Rename every "data-point" in the items below to "marker", and write out the lines again with nothing else altered.

Part of a data file:
───

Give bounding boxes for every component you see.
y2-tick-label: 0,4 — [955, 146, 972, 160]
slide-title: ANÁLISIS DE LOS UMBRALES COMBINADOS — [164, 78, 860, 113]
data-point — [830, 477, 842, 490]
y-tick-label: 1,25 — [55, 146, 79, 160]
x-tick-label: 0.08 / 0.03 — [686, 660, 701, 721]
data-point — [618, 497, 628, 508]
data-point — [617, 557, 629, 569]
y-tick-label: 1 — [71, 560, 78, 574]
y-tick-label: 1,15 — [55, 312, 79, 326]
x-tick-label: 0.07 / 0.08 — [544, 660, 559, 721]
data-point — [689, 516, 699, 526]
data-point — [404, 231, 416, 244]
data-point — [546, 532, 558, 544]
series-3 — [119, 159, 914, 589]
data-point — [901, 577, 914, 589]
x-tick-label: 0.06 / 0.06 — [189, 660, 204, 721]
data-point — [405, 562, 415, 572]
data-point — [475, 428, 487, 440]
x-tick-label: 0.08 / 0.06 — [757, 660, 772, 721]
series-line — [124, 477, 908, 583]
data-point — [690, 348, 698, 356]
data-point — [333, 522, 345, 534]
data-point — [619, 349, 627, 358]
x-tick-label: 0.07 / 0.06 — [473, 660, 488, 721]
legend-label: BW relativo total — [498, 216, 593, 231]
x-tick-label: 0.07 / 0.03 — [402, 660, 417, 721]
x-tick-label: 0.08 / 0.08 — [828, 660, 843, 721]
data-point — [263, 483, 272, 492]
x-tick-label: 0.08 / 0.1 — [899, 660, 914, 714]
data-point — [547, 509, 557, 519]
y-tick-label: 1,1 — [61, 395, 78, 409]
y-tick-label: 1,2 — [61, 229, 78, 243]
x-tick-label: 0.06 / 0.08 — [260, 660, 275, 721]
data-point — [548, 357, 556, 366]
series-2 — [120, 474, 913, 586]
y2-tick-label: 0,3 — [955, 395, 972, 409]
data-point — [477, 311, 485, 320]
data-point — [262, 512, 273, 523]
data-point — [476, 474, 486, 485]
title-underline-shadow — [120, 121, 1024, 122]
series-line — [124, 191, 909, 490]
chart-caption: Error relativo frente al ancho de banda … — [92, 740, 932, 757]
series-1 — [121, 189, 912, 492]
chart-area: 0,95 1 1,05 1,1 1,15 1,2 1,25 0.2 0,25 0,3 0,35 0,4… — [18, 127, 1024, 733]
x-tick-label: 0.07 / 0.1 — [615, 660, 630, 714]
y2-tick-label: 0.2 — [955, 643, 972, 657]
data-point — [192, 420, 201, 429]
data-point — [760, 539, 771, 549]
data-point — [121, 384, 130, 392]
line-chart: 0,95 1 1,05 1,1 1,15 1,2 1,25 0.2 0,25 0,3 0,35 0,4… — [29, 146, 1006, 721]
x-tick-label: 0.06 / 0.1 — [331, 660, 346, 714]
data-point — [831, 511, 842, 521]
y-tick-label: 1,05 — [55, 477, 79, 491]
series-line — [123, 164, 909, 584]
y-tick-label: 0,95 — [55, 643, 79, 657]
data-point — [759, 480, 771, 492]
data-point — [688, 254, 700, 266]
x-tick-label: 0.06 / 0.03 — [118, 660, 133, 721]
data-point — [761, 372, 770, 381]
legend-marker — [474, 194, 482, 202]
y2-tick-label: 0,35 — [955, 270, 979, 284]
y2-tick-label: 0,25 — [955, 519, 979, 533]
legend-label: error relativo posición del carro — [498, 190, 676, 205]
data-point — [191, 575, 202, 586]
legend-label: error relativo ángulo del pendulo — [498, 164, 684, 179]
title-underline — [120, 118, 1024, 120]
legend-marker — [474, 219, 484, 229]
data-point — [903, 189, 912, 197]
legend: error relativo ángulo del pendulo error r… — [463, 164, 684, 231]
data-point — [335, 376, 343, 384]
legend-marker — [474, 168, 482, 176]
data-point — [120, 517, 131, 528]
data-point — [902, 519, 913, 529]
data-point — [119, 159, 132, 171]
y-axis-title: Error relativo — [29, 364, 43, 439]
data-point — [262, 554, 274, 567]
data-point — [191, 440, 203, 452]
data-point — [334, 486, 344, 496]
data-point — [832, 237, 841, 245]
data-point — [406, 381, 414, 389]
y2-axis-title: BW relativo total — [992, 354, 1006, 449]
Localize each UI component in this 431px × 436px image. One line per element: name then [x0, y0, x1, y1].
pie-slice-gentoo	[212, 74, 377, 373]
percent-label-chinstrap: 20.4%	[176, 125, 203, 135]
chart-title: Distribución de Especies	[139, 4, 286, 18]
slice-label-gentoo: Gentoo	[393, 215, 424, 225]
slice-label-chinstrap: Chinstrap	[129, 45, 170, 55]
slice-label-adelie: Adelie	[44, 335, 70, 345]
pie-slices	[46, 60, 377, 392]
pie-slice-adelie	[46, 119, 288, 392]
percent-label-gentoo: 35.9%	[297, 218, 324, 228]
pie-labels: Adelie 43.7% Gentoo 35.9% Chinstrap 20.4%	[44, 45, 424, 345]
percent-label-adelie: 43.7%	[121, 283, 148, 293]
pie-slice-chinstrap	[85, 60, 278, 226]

───

§ TASK OUTPUT:
Give bounding boxes for every component you see.
y2-tick-label: 0,4 — [955, 146, 972, 160]
slide-title: ANÁLISIS DE LOS UMBRALES COMBINADOS — [164, 78, 860, 113]
marker — [830, 477, 842, 490]
y-tick-label: 1,25 — [55, 146, 79, 160]
x-tick-label: 0.08 / 0.03 — [686, 660, 701, 721]
marker — [618, 497, 628, 508]
marker — [617, 557, 629, 569]
y-tick-label: 1 — [71, 560, 78, 574]
y-tick-label: 1,15 — [55, 312, 79, 326]
x-tick-label: 0.07 / 0.08 — [544, 660, 559, 721]
marker — [689, 516, 699, 526]
marker — [404, 231, 416, 244]
marker — [546, 532, 558, 544]
series-3 — [119, 159, 914, 589]
marker — [901, 577, 914, 589]
x-tick-label: 0.06 / 0.06 — [189, 660, 204, 721]
marker — [405, 562, 415, 572]
marker — [475, 428, 487, 440]
x-tick-label: 0.08 / 0.06 — [757, 660, 772, 721]
series-line — [124, 477, 908, 583]
marker — [690, 348, 698, 356]
marker — [333, 522, 345, 534]
marker — [619, 349, 627, 358]
x-tick-label: 0.07 / 0.06 — [473, 660, 488, 721]
legend-label: BW relativo total — [498, 216, 593, 231]
x-tick-label: 0.07 / 0.03 — [402, 660, 417, 721]
x-tick-label: 0.08 / 0.08 — [828, 660, 843, 721]
marker — [263, 483, 272, 492]
x-tick-label: 0.08 / 0.1 — [899, 660, 914, 714]
marker — [547, 509, 557, 519]
y-tick-label: 1,1 — [61, 395, 78, 409]
y-tick-label: 1,2 — [61, 229, 78, 243]
x-tick-label: 0.06 / 0.08 — [260, 660, 275, 721]
marker — [548, 357, 556, 366]
series-2 — [120, 474, 913, 586]
y2-tick-label: 0,3 — [955, 395, 972, 409]
marker — [477, 311, 485, 320]
marker — [262, 512, 273, 523]
marker — [476, 474, 486, 485]
title-underline-shadow — [120, 121, 1024, 122]
series-line — [124, 191, 909, 490]
chart-caption: Error relativo frente al ancho de banda … — [92, 740, 932, 757]
series-1 — [121, 189, 912, 492]
chart-area: 0,95 1 1,05 1,1 1,15 1,2 1,25 0.2 0,25 0,3 0,35 0,4… — [18, 127, 1024, 733]
x-tick-label: 0.07 / 0.1 — [615, 660, 630, 714]
y2-tick-label: 0.2 — [955, 643, 972, 657]
marker — [192, 420, 201, 429]
marker — [760, 539, 771, 549]
marker — [121, 384, 130, 392]
line-chart: 0,95 1 1,05 1,1 1,15 1,2 1,25 0.2 0,25 0,3 0,35 0,4… — [29, 146, 1006, 721]
x-tick-label: 0.06 / 0.1 — [331, 660, 346, 714]
marker — [831, 511, 842, 521]
y-tick-label: 1,05 — [55, 477, 79, 491]
series-line — [123, 164, 909, 584]
y-tick-label: 0,95 — [55, 643, 79, 657]
marker — [759, 480, 771, 492]
marker — [688, 254, 700, 266]
x-tick-label: 0.06 / 0.03 — [118, 660, 133, 721]
marker — [761, 372, 770, 381]
legend-marker — [474, 194, 482, 202]
y2-tick-label: 0,35 — [955, 270, 979, 284]
y2-tick-label: 0,25 — [955, 519, 979, 533]
legend-label: error relativo posición del carro — [498, 190, 676, 205]
marker — [191, 575, 202, 586]
legend-label: error relativo ángulo del pendulo — [498, 164, 684, 179]
title-underline — [120, 118, 1024, 120]
legend-marker — [474, 219, 484, 229]
marker — [903, 189, 912, 197]
legend: error relativo ángulo del pendulo error r… — [463, 164, 684, 231]
marker — [335, 376, 343, 384]
legend-marker — [474, 168, 482, 176]
marker — [120, 517, 131, 528]
marker — [902, 519, 913, 529]
marker — [119, 159, 132, 171]
y-axis-title: Error relativo — [29, 364, 43, 439]
marker — [262, 554, 274, 567]
marker — [191, 440, 203, 452]
marker — [334, 486, 344, 496]
marker — [832, 237, 841, 245]
marker — [406, 381, 414, 389]
y2-axis-title: BW relativo total — [992, 354, 1006, 449]
Localize each UI component in this 431px × 436px image. One line per element: name then [x0, y0, x1, y1].
pie-slice-gentoo	[212, 74, 377, 373]
percent-label-chinstrap: 20.4%	[176, 125, 203, 135]
chart-title: Distribución de Especies	[139, 4, 286, 18]
slice-label-gentoo: Gentoo	[393, 215, 424, 225]
slice-label-chinstrap: Chinstrap	[129, 45, 170, 55]
slice-label-adelie: Adelie	[44, 335, 70, 345]
pie-slices	[46, 60, 377, 392]
pie-slice-adelie	[46, 119, 288, 392]
percent-label-gentoo: 35.9%	[297, 218, 324, 228]
pie-labels: Adelie 43.7% Gentoo 35.9% Chinstrap 20.4%	[44, 45, 424, 345]
percent-label-adelie: 43.7%	[121, 283, 148, 293]
pie-slice-chinstrap	[85, 60, 278, 226]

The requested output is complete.